Your objective ▸
Write out the listing below in full and exactly, leaving out every picture.

┄┄┄┄┄┄┄┄┄┄

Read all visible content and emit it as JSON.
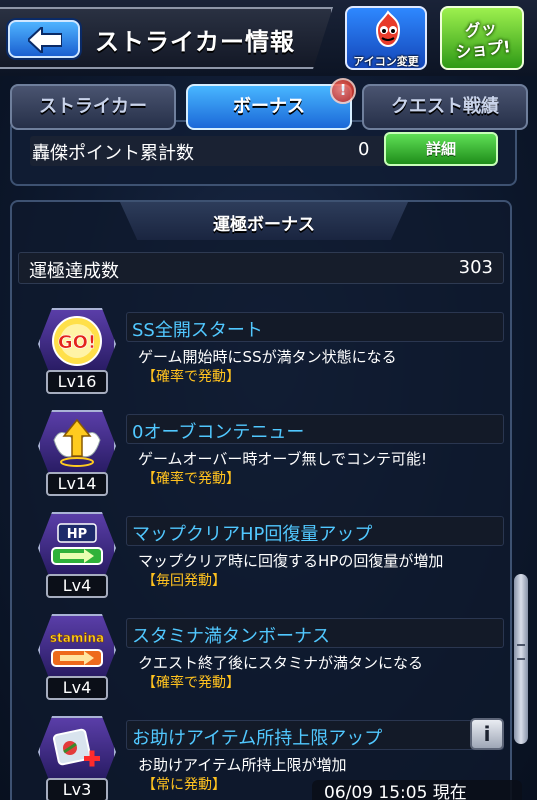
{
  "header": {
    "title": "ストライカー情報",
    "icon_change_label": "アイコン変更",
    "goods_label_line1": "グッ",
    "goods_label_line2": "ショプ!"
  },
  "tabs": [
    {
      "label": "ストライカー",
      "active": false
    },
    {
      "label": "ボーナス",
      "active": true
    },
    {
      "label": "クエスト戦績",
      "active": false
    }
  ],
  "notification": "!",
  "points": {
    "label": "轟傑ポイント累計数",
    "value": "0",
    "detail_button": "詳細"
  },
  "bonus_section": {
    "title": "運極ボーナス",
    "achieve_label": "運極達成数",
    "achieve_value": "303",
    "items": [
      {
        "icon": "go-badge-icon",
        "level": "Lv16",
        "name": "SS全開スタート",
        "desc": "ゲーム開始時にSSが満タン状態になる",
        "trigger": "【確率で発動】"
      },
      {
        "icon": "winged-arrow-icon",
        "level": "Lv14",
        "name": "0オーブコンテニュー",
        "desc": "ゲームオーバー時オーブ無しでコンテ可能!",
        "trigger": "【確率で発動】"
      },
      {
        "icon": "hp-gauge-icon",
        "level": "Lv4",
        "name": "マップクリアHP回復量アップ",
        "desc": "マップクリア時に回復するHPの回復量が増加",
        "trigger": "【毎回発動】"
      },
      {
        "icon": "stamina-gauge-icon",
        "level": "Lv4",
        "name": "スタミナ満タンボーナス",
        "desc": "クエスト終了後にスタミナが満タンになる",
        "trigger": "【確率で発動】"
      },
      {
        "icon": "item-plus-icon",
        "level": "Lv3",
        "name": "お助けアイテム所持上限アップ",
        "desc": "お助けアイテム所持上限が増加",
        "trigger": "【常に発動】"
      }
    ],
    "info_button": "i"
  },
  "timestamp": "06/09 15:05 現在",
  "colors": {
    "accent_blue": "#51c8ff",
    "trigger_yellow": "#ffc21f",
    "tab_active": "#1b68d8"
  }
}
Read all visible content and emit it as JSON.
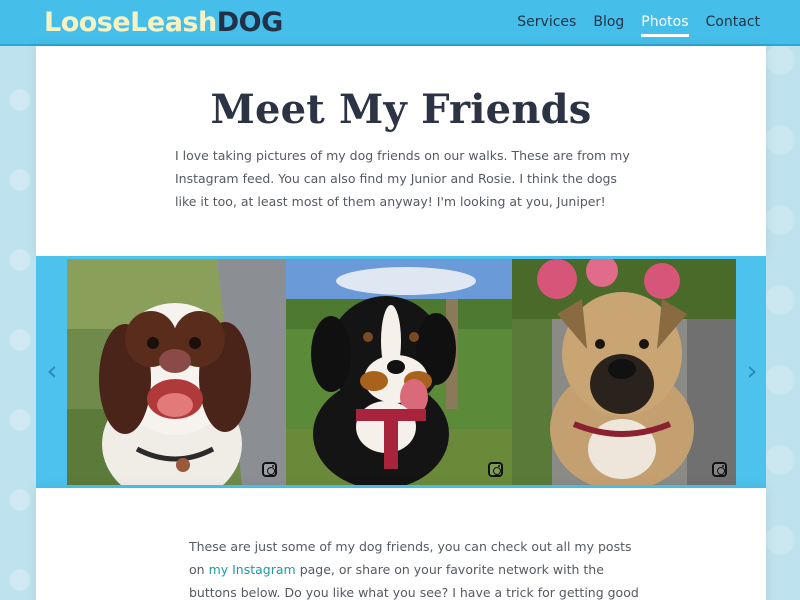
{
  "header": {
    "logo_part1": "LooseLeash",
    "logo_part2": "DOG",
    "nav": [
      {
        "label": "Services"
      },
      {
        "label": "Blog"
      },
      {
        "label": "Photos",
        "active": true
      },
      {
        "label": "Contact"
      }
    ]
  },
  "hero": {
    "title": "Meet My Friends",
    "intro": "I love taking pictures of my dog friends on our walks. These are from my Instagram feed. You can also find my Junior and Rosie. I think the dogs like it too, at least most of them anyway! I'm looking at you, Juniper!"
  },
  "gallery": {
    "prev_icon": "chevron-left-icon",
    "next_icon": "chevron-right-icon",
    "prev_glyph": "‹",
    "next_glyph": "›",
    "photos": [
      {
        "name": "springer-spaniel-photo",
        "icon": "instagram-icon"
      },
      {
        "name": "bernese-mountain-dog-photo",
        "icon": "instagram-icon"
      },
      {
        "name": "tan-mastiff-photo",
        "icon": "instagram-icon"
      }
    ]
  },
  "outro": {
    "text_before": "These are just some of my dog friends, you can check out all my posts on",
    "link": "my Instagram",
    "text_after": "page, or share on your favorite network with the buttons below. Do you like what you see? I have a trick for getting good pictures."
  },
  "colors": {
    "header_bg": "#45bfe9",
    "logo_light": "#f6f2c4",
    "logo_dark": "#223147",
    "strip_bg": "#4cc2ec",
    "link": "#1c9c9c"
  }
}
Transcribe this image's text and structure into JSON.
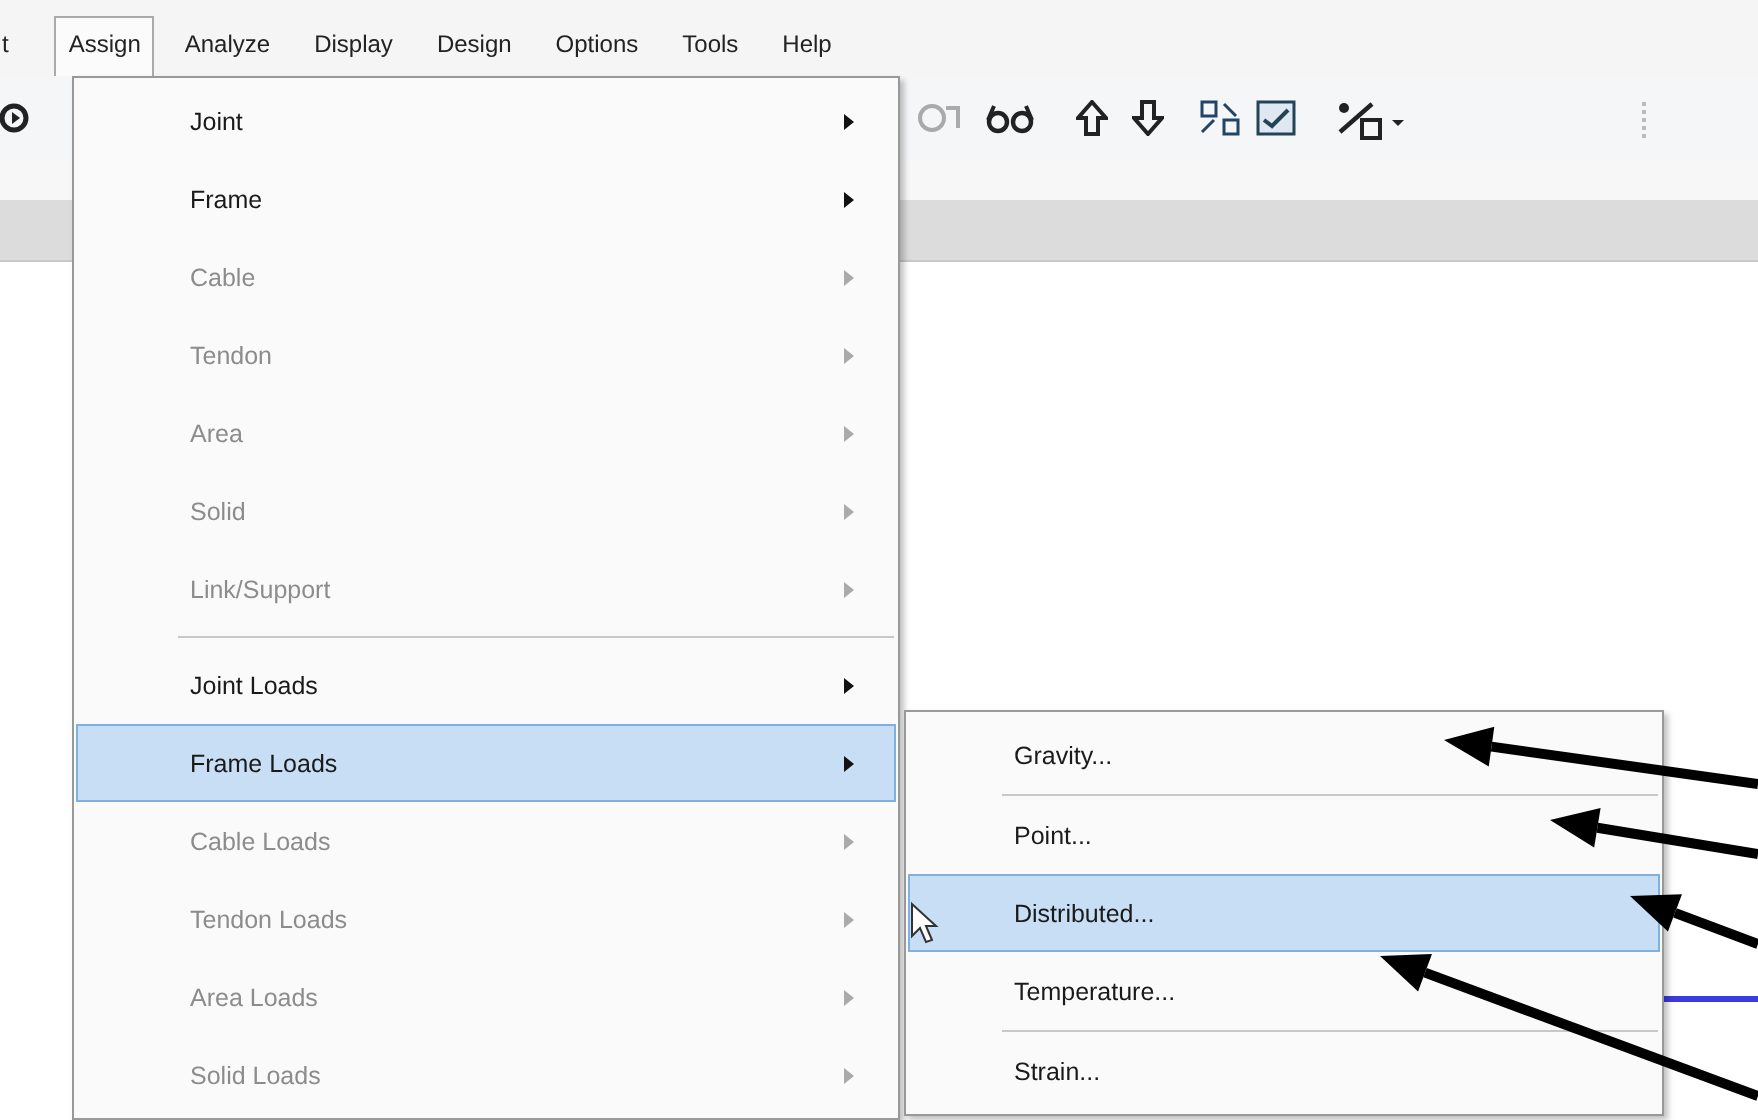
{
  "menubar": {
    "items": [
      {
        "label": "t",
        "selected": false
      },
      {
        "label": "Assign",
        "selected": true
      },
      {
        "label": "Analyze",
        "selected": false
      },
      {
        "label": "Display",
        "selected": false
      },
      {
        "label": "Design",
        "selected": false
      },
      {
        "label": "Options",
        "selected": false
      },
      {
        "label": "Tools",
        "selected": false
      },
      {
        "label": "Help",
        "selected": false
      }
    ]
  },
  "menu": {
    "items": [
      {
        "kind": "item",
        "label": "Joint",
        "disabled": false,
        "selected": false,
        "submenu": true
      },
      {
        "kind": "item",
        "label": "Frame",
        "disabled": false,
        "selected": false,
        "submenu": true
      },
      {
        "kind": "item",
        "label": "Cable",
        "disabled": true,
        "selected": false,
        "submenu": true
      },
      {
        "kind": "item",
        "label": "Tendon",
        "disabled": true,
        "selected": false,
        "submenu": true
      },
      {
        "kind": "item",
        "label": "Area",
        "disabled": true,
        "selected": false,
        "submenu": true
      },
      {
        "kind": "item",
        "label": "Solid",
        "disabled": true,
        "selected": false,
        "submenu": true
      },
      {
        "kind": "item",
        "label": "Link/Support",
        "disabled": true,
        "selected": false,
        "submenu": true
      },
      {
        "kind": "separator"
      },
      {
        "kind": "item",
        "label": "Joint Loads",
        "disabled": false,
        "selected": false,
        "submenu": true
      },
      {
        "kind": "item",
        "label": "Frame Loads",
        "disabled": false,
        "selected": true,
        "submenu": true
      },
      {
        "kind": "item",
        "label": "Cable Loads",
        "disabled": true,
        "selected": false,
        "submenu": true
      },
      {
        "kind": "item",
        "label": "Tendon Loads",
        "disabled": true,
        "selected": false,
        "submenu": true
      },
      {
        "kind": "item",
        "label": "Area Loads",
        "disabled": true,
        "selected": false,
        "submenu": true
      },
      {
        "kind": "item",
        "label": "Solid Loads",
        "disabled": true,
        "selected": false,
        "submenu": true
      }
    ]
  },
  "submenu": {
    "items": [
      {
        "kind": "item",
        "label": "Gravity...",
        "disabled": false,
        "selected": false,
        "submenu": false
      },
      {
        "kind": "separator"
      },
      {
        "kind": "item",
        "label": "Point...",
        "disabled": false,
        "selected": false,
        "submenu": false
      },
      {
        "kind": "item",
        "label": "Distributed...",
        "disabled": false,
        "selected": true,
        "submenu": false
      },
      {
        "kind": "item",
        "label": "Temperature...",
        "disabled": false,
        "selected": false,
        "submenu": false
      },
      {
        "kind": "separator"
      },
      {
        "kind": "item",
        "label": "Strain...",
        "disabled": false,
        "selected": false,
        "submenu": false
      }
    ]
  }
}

┄┄┄┄┄┄┄┄┄┄

Solution for this problem ▸
Read all visible content and emit it as JSON.
{
  "header": {
    "title": "ストライカー情報",
    "icon_change_label": "アイコン変更",
    "goods_label_line1": "グッ",
    "goods_label_line2": "ショプ!"
  },
  "tabs": [
    {
      "label": "ストライカー",
      "active": false
    },
    {
      "label": "ボーナス",
      "active": true
    },
    {
      "label": "クエスト戦績",
      "active": false
    }
  ],
  "notification": "!",
  "points": {
    "label": "轟傑ポイント累計数",
    "value": "0",
    "detail_button": "詳細"
  },
  "bonus_section": {
    "title": "運極ボーナス",
    "achieve_label": "運極達成数",
    "achieve_value": "303",
    "items": [
      {
        "icon": "go-badge-icon",
        "level": "Lv16",
        "name": "SS全開スタート",
        "desc": "ゲーム開始時にSSが満タン状態になる",
        "trigger": "【確率で発動】"
      },
      {
        "icon": "winged-arrow-icon",
        "level": "Lv14",
        "name": "0オーブコンテニュー",
        "desc": "ゲームオーバー時オーブ無しでコンテ可能!",
        "trigger": "【確率で発動】"
      },
      {
        "icon": "hp-gauge-icon",
        "level": "Lv4",
        "name": "マップクリアHP回復量アップ",
        "desc": "マップクリア時に回復するHPの回復量が増加",
        "trigger": "【毎回発動】"
      },
      {
        "icon": "stamina-gauge-icon",
        "level": "Lv4",
        "name": "スタミナ満タンボーナス",
        "desc": "クエスト終了後にスタミナが満タンになる",
        "trigger": "【確率で発動】"
      },
      {
        "icon": "item-plus-icon",
        "level": "Lv3",
        "name": "お助けアイテム所持上限アップ",
        "desc": "お助けアイテム所持上限が増加",
        "trigger": "【常に発動】"
      }
    ],
    "info_button": "i"
  },
  "timestamp": "06/09 15:05 現在",
  "colors": {
    "accent_blue": "#51c8ff",
    "trigger_yellow": "#ffc21f",
    "tab_active": "#1b68d8"
  }
}
Read all visible content and emit it as JSON.
{
  "header": {
    "logo_part1": "LooseLeash",
    "logo_part2": "DOG",
    "nav": [
      {
        "label": "Services"
      },
      {
        "label": "Blog"
      },
      {
        "label": "Photos",
        "active": true
      },
      {
        "label": "Contact"
      }
    ]
  },
  "hero": {
    "title": "Meet My Friends",
    "intro": "I love taking pictures of my dog friends on our walks. These are from my Instagram feed. You can also find my Junior and Rosie. I think the dogs like it too, at least most of them anyway! I'm looking at you, Juniper!"
  },
  "gallery": {
    "prev_icon": "chevron-left-icon",
    "next_icon": "chevron-right-icon",
    "prev_glyph": "‹",
    "next_glyph": "›",
    "photos": [
      {
        "name": "springer-spaniel-photo",
        "icon": "instagram-icon"
      },
      {
        "name": "bernese-mountain-dog-photo",
        "icon": "instagram-icon"
      },
      {
        "name": "tan-mastiff-photo",
        "icon": "instagram-icon"
      }
    ]
  },
  "outro": {
    "text_before": "These are just some of my dog friends, you can check out all my posts on",
    "link": "my Instagram",
    "text_after": "page, or share on your favorite network with the buttons below. Do you like what you see? I have a trick for getting good pictures."
  },
  "colors": {
    "header_bg": "#45bfe9",
    "logo_light": "#f6f2c4",
    "logo_dark": "#223147",
    "strip_bg": "#4cc2ec",
    "link": "#1c9c9c"
  }
}
Transcribe this image's text and structure into JSON.
{
  "menubar": {
    "items": [
      {
        "label": "t",
        "selected": false
      },
      {
        "label": "Assign",
        "selected": true
      },
      {
        "label": "Analyze",
        "selected": false
      },
      {
        "label": "Display",
        "selected": false
      },
      {
        "label": "Design",
        "selected": false
      },
      {
        "label": "Options",
        "selected": false
      },
      {
        "label": "Tools",
        "selected": false
      },
      {
        "label": "Help",
        "selected": false
      }
    ]
  },
  "menu": {
    "items": [
      {
        "kind": "item",
        "label": "Joint",
        "disabled": false,
        "selected": false,
        "submenu": true
      },
      {
        "kind": "item",
        "label": "Frame",
        "disabled": false,
        "selected": false,
        "submenu": true
      },
      {
        "kind": "item",
        "label": "Cable",
        "disabled": true,
        "selected": false,
        "submenu": true
      },
      {
        "kind": "item",
        "label": "Tendon",
        "disabled": true,
        "selected": false,
        "submenu": true
      },
      {
        "kind": "item",
        "label": "Area",
        "disabled": true,
        "selected": false,
        "submenu": true
      },
      {
        "kind": "item",
        "label": "Solid",
        "disabled": true,
        "selected": false,
        "submenu": true
      },
      {
        "kind": "item",
        "label": "Link/Support",
        "disabled": true,
        "selected": false,
        "submenu": true
      },
      {
        "kind": "separator"
      },
      {
        "kind": "item",
        "label": "Joint Loads",
        "disabled": false,
        "selected": false,
        "submenu": true
      },
      {
        "kind": "item",
        "label": "Frame Loads",
        "disabled": false,
        "selected": true,
        "submenu": true
      },
      {
        "kind": "item",
        "label": "Cable Loads",
        "disabled": true,
        "selected": false,
        "submenu": true
      },
      {
        "kind": "item",
        "label": "Tendon Loads",
        "disabled": true,
        "selected": false,
        "submenu": true
      },
      {
        "kind": "item",
        "label": "Area Loads",
        "disabled": true,
        "selected": false,
        "submenu": true
      },
      {
        "kind": "item",
        "label": "Solid Loads",
        "disabled": true,
        "selected": false,
        "submenu": true
      }
    ]
  },
  "submenu": {
    "items": [
      {
        "kind": "item",
        "label": "Gravity...",
        "disabled": false,
        "selected": false,
        "submenu": false
      },
      {
        "kind": "separator"
      },
      {
        "kind": "item",
        "label": "Point...",
        "disabled": false,
        "selected": false,
        "submenu": false
      },
      {
        "kind": "item",
        "label": "Distributed...",
        "disabled": false,
        "selected": true,
        "submenu": false
      },
      {
        "kind": "item",
        "label": "Temperature...",
        "disabled": false,
        "selected": false,
        "submenu": false
      },
      {
        "kind": "separator"
      },
      {
        "kind": "item",
        "label": "Strain...",
        "disabled": false,
        "selected": false,
        "submenu": false
      }
    ]
  }
}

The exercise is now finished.